**Exercise passage**
In Science this week, investigators at The Hebrew University Faculty of Medicine in Israel show that specific E. coli mRNAs "are targeted to the future destination of their encoded proteins, cytoplasm, poles, or inner membrane in a translation-independent manner." The Hebrew University team says that contrary to the common belief that "transcription and translation are coupled in bacteria," its results show that post-synthesis, some mRNAs in E. coli "are capable of migrating to particular domains in the cell where their future protein products are required."
Joseph Nadeau and Aimée Dudley at the Institute for Systems Biology in Seattle discuss why they believe "systems genetics is now poised to address ... fundamental questions in biology in medicine." Though the overarching goal in biology to decipher "how genetic and phenotypic variants interact to create the functional diversity of organismal biology has not changed since Mendel" and his pea plant experiments, Nadeau and Dudley says that technological and computational advances to date are sufficient to allow researchers to model interactions and solve "previously intractable problems."

**Record set**
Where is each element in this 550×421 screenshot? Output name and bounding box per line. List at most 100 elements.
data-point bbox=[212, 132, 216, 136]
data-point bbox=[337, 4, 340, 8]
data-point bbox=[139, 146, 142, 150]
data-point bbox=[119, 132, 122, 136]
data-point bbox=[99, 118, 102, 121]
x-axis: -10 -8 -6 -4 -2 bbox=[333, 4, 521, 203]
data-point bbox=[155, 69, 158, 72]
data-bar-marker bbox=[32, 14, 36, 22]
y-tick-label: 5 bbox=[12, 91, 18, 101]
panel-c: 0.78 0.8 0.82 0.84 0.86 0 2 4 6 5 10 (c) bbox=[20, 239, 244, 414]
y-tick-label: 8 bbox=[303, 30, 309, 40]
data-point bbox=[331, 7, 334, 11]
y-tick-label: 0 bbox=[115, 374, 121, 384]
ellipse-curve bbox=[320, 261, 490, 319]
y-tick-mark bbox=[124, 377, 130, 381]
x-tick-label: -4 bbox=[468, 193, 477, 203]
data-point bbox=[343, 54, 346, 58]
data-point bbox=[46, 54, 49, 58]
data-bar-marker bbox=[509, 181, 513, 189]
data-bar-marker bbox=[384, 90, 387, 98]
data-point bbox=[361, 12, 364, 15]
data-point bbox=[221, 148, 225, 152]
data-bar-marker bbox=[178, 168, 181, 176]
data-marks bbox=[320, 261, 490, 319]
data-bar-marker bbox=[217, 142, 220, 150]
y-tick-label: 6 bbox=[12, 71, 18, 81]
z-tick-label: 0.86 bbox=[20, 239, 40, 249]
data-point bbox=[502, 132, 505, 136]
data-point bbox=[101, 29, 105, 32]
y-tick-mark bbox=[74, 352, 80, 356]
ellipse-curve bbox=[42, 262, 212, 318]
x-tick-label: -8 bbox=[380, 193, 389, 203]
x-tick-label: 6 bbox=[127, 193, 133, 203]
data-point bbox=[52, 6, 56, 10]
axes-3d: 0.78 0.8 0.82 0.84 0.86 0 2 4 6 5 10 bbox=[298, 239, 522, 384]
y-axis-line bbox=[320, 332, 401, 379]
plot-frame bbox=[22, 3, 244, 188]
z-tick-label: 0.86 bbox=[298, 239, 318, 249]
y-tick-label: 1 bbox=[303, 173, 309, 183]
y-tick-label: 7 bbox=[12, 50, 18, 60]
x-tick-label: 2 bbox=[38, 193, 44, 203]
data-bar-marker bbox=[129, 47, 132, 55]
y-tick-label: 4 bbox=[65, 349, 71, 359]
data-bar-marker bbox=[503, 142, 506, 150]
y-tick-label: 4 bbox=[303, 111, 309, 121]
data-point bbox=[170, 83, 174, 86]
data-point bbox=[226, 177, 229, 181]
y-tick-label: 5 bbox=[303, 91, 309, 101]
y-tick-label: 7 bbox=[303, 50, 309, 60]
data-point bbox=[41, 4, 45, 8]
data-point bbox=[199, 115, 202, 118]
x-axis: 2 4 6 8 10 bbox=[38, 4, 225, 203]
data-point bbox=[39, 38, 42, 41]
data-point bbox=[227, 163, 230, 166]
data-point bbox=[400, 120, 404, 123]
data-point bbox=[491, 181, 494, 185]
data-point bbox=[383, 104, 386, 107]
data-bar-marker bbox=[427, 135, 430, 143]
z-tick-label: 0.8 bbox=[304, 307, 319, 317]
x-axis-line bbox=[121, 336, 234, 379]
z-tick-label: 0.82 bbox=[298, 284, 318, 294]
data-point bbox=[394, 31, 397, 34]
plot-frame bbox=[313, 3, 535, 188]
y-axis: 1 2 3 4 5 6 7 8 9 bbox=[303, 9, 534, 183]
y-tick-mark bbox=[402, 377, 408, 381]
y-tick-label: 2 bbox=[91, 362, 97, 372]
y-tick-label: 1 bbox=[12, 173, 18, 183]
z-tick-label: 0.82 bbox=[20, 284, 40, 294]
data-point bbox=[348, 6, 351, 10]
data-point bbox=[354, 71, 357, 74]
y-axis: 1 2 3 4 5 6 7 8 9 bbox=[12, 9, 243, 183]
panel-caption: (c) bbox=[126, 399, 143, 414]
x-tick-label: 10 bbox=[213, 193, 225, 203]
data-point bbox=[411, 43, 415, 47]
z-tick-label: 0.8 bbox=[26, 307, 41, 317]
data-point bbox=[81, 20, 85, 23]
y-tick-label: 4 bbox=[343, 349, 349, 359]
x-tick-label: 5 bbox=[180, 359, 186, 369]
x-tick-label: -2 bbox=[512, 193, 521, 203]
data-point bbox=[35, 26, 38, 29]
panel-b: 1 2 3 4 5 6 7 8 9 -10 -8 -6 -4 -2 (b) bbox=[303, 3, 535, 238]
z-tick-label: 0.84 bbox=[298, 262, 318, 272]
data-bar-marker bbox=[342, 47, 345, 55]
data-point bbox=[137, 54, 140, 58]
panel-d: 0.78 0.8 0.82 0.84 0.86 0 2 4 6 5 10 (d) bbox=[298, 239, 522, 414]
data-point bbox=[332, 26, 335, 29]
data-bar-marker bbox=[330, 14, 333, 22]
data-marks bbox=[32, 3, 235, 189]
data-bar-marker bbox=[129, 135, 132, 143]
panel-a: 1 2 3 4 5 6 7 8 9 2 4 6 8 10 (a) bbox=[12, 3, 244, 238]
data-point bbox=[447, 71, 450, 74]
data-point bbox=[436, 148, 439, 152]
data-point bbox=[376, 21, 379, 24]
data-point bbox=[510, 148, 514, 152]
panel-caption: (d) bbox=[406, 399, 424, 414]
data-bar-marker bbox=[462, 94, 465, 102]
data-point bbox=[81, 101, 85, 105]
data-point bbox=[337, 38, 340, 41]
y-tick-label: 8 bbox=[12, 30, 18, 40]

**Prompt 1**
Please answer these questions from the science news text:
(a) At which faculty are the investigators who studied E. coli mRNAs based?
(b) What common belief about bacteria does that team say its results run against?
(c) At which institute, and in what city, are Joseph Nadeau and Aimée Dudley?
**Prompt 2**
Write a continuation of the science news text, starting after its last sentence.
The records have nothing to do with this exercise.

**Result 1**
(a) The Hebrew University Faculty of Medicine in Israel.
(b) That transcription and translation are coupled in bacteria.
(c) The Institute for Systems Biology in Seattle.

**Result 2**
The Broad Institute's Eric Lander called the Human Genome Project "biology's Manhattan Project, biology's Moon Shot, biology's Superconducting Supercollider particle accelerator" in an essay that appears in this week's Science. Lander says that to celebrate the 10th anniversary of the human genome, he couldn't think of a better gift than listening to "young scientists brimming with vision about predicting all the ways in which tumors can become resistant to a therapy, unraveling the molecular basis of psychiatric diseases, characterizing the entire human immune response to stimuli, mapping the complete genomic landscape of all transcription factors through development, creating a comprehensive catalog of all cellular circuitry, and devising general methods to speed the development of new therapeutics," as he did at three recent meetings he has attended.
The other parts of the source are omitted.